◆ EXERCISE DESCRIPTION ◆
Repeat what the lines below say, word for word, and skip every image.
== PROVIDED RECORDS
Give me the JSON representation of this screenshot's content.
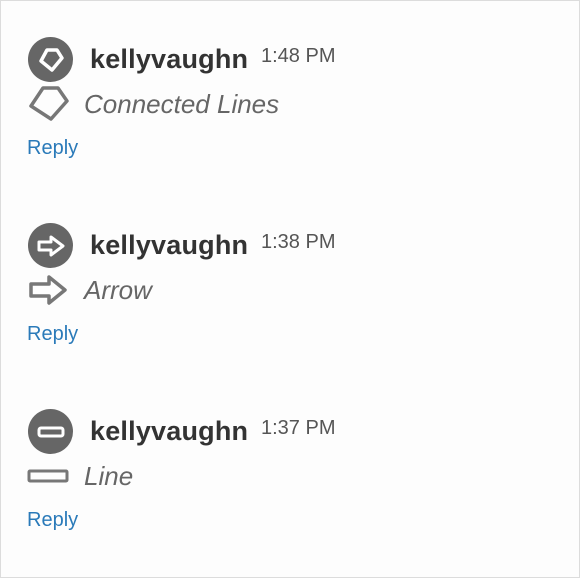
{
  "comments": [
    {
      "username": "kellyvaughn",
      "time": "1:48 PM",
      "text": "Connected Lines",
      "icon": "connected-lines-icon",
      "reply_label": "Reply"
    },
    {
      "username": "kellyvaughn",
      "time": "1:38 PM",
      "text": "Arrow",
      "icon": "arrow-icon",
      "reply_label": "Reply"
    },
    {
      "username": "kellyvaughn",
      "time": "1:37 PM",
      "text": "Line",
      "icon": "line-icon",
      "reply_label": "Reply"
    }
  ],
  "colors": {
    "avatar": "#666666",
    "username": "#333333",
    "link": "#2a7ab9",
    "icon": "#777777"
  }
}
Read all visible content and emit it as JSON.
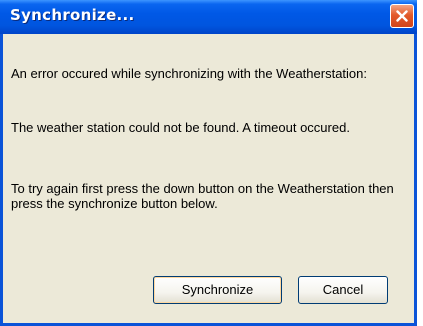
{
  "dialog": {
    "title": "Synchronize...",
    "close_icon": "close-icon",
    "messages": [
      "An error occured while synchronizing with the Weatherstation:",
      "The weather station could not be found. A timeout occured.",
      "To try again first press the down button on the Weatherstation then press the synchronize button below."
    ],
    "buttons": {
      "synchronize_label": "Synchronize",
      "cancel_label": "Cancel"
    }
  },
  "colors": {
    "titlebar": "#0058e6",
    "window_body": "#ece9d8",
    "close_button": "#e35a2b",
    "button_border": "#003c74"
  }
}
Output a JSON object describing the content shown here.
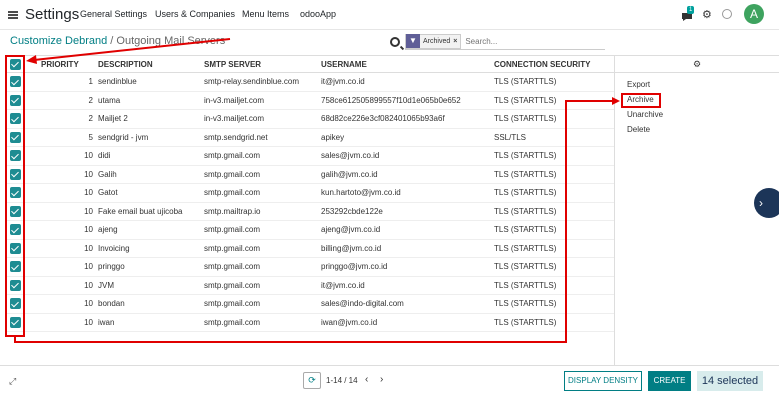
{
  "navbar": {
    "app_title": "Settings",
    "menus": [
      "General Settings",
      "Users & Companies",
      "Menu Items",
      "odooApp"
    ],
    "chat_badge": "1",
    "avatar_letter": "A"
  },
  "breadcrumb": {
    "parent": "Customize Debrand",
    "separator": " / ",
    "current": "Outgoing Mail Servers"
  },
  "search": {
    "facet_label": "Archived",
    "facet_close": "×",
    "placeholder": "Search..."
  },
  "table": {
    "headers": [
      "PRIORITY",
      "DESCRIPTION",
      "SMTP SERVER",
      "USERNAME",
      "CONNECTION SECURITY"
    ],
    "rows": [
      {
        "priority": "1",
        "description": "sendinblue",
        "smtp": "smtp-relay.sendinblue.com",
        "username": "it@jvm.co.id",
        "security": "TLS (STARTTLS)"
      },
      {
        "priority": "2",
        "description": "utama",
        "smtp": "in-v3.mailjet.com",
        "username": "758ce612505899557f10d1e065b0e652",
        "security": "TLS (STARTTLS)"
      },
      {
        "priority": "2",
        "description": "Mailjet 2",
        "smtp": "in-v3.mailjet.com",
        "username": "68d82ce226e3cf082401065b93a6f",
        "security": "TLS (STARTTLS)"
      },
      {
        "priority": "5",
        "description": "sendgrid - jvm",
        "smtp": "smtp.sendgrid.net",
        "username": "apikey",
        "security": "SSL/TLS"
      },
      {
        "priority": "10",
        "description": "didi",
        "smtp": "smtp.gmail.com",
        "username": "sales@jvm.co.id",
        "security": "TLS (STARTTLS)"
      },
      {
        "priority": "10",
        "description": "Galih",
        "smtp": "smtp.gmail.com",
        "username": "galih@jvm.co.id",
        "security": "TLS (STARTTLS)"
      },
      {
        "priority": "10",
        "description": "Gatot",
        "smtp": "smtp.gmail.com",
        "username": "kun.hartoto@jvm.co.id",
        "security": "TLS (STARTTLS)"
      },
      {
        "priority": "10",
        "description": "Fake email buat ujicoba",
        "smtp": "smtp.mailtrap.io",
        "username": "253292cbde122e",
        "security": "TLS (STARTTLS)"
      },
      {
        "priority": "10",
        "description": "ajeng",
        "smtp": "smtp.gmail.com",
        "username": "ajeng@jvm.co.id",
        "security": "TLS (STARTTLS)"
      },
      {
        "priority": "10",
        "description": "Invoicing",
        "smtp": "smtp.gmail.com",
        "username": "billing@jvm.co.id",
        "security": "TLS (STARTTLS)"
      },
      {
        "priority": "10",
        "description": "pringgo",
        "smtp": "smtp.gmail.com",
        "username": "pringgo@jvm.co.id",
        "security": "TLS (STARTTLS)"
      },
      {
        "priority": "10",
        "description": "JVM",
        "smtp": "smtp.gmail.com",
        "username": "it@jvm.co.id",
        "security": "TLS (STARTTLS)"
      },
      {
        "priority": "10",
        "description": "bondan",
        "smtp": "smtp.gmail.com",
        "username": "sales@indo-digital.com",
        "security": "TLS (STARTTLS)"
      },
      {
        "priority": "10",
        "description": "iwan",
        "smtp": "smtp.gmail.com",
        "username": "iwan@jvm.co.id",
        "security": "TLS (STARTTLS)"
      }
    ]
  },
  "actions_panel": {
    "header_icon": "gear-icon",
    "items": [
      "Export",
      "Archive",
      "Unarchive",
      "Delete"
    ]
  },
  "footer": {
    "pager_value": "1-14 / 14",
    "density_label": "DISPLAY DENSITY",
    "create_label": "CREATE",
    "selected_label": "14 selected"
  },
  "colors": {
    "accent": "#017e84",
    "checkbox": "#1e8c92",
    "annotation": "#e00000"
  }
}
====
◆ FULL ANSWER ◆
Give me the JSON representation of this screenshot's content.
{
  "comments": [
    {
      "username": "kellyvaughn",
      "time": "1:48 PM",
      "text": "Connected Lines",
      "icon": "connected-lines-icon",
      "reply_label": "Reply"
    },
    {
      "username": "kellyvaughn",
      "time": "1:38 PM",
      "text": "Arrow",
      "icon": "arrow-icon",
      "reply_label": "Reply"
    },
    {
      "username": "kellyvaughn",
      "time": "1:37 PM",
      "text": "Line",
      "icon": "line-icon",
      "reply_label": "Reply"
    }
  ],
  "colors": {
    "avatar": "#666666",
    "username": "#333333",
    "link": "#2a7ab9",
    "icon": "#777777"
  }
}
Read all visible content and emit it as JSON.
{
  "dialog": {
    "title": "Synchronize...",
    "close_icon": "close-icon",
    "messages": [
      "An error occured while synchronizing with the Weatherstation:",
      "The weather station could not be found. A timeout occured.",
      "To try again first press the down button on the Weatherstation then press the synchronize button below."
    ],
    "buttons": {
      "synchronize_label": "Synchronize",
      "cancel_label": "Cancel"
    }
  },
  "colors": {
    "titlebar": "#0058e6",
    "window_body": "#ece9d8",
    "close_button": "#e35a2b",
    "button_border": "#003c74"
  }
}
Output a JSON object describing the content shown here.
{
  "navbar": {
    "app_title": "Settings",
    "menus": [
      "General Settings",
      "Users & Companies",
      "Menu Items",
      "odooApp"
    ],
    "chat_badge": "1",
    "avatar_letter": "A"
  },
  "breadcrumb": {
    "parent": "Customize Debrand",
    "separator": " / ",
    "current": "Outgoing Mail Servers"
  },
  "search": {
    "facet_label": "Archived",
    "facet_close": "×",
    "placeholder": "Search..."
  },
  "table": {
    "headers": [
      "PRIORITY",
      "DESCRIPTION",
      "SMTP SERVER",
      "USERNAME",
      "CONNECTION SECURITY"
    ],
    "rows": [
      {
        "priority": "1",
        "description": "sendinblue",
        "smtp": "smtp-relay.sendinblue.com",
        "username": "it@jvm.co.id",
        "security": "TLS (STARTTLS)"
      },
      {
        "priority": "2",
        "description": "utama",
        "smtp": "in-v3.mailjet.com",
        "username": "758ce612505899557f10d1e065b0e652",
        "security": "TLS (STARTTLS)"
      },
      {
        "priority": "2",
        "description": "Mailjet 2",
        "smtp": "in-v3.mailjet.com",
        "username": "68d82ce226e3cf082401065b93a6f",
        "security": "TLS (STARTTLS)"
      },
      {
        "priority": "5",
        "description": "sendgrid - jvm",
        "smtp": "smtp.sendgrid.net",
        "username": "apikey",
        "security": "SSL/TLS"
      },
      {
        "priority": "10",
        "description": "didi",
        "smtp": "smtp.gmail.com",
        "username": "sales@jvm.co.id",
        "security": "TLS (STARTTLS)"
      },
      {
        "priority": "10",
        "description": "Galih",
        "smtp": "smtp.gmail.com",
        "username": "galih@jvm.co.id",
        "security": "TLS (STARTTLS)"
      },
      {
        "priority": "10",
        "description": "Gatot",
        "smtp": "smtp.gmail.com",
        "username": "kun.hartoto@jvm.co.id",
        "security": "TLS (STARTTLS)"
      },
      {
        "priority": "10",
        "description": "Fake email buat ujicoba",
        "smtp": "smtp.mailtrap.io",
        "username": "253292cbde122e",
        "security": "TLS (STARTTLS)"
      },
      {
        "priority": "10",
        "description": "ajeng",
        "smtp": "smtp.gmail.com",
        "username": "ajeng@jvm.co.id",
        "security": "TLS (STARTTLS)"
      },
      {
        "priority": "10",
        "description": "Invoicing",
        "smtp": "smtp.gmail.com",
        "username": "billing@jvm.co.id",
        "security": "TLS (STARTTLS)"
      },
      {
        "priority": "10",
        "description": "pringgo",
        "smtp": "smtp.gmail.com",
        "username": "pringgo@jvm.co.id",
        "security": "TLS (STARTTLS)"
      },
      {
        "priority": "10",
        "description": "JVM",
        "smtp": "smtp.gmail.com",
        "username": "it@jvm.co.id",
        "security": "TLS (STARTTLS)"
      },
      {
        "priority": "10",
        "description": "bondan",
        "smtp": "smtp.gmail.com",
        "username": "sales@indo-digital.com",
        "security": "TLS (STARTTLS)"
      },
      {
        "priority": "10",
        "description": "iwan",
        "smtp": "smtp.gmail.com",
        "username": "iwan@jvm.co.id",
        "security": "TLS (STARTTLS)"
      }
    ]
  },
  "actions_panel": {
    "header_icon": "gear-icon",
    "items": [
      "Export",
      "Archive",
      "Unarchive",
      "Delete"
    ]
  },
  "footer": {
    "pager_value": "1-14 / 14",
    "density_label": "DISPLAY DENSITY",
    "create_label": "CREATE",
    "selected_label": "14 selected"
  },
  "colors": {
    "accent": "#017e84",
    "checkbox": "#1e8c92",
    "annotation": "#e00000"
  }
}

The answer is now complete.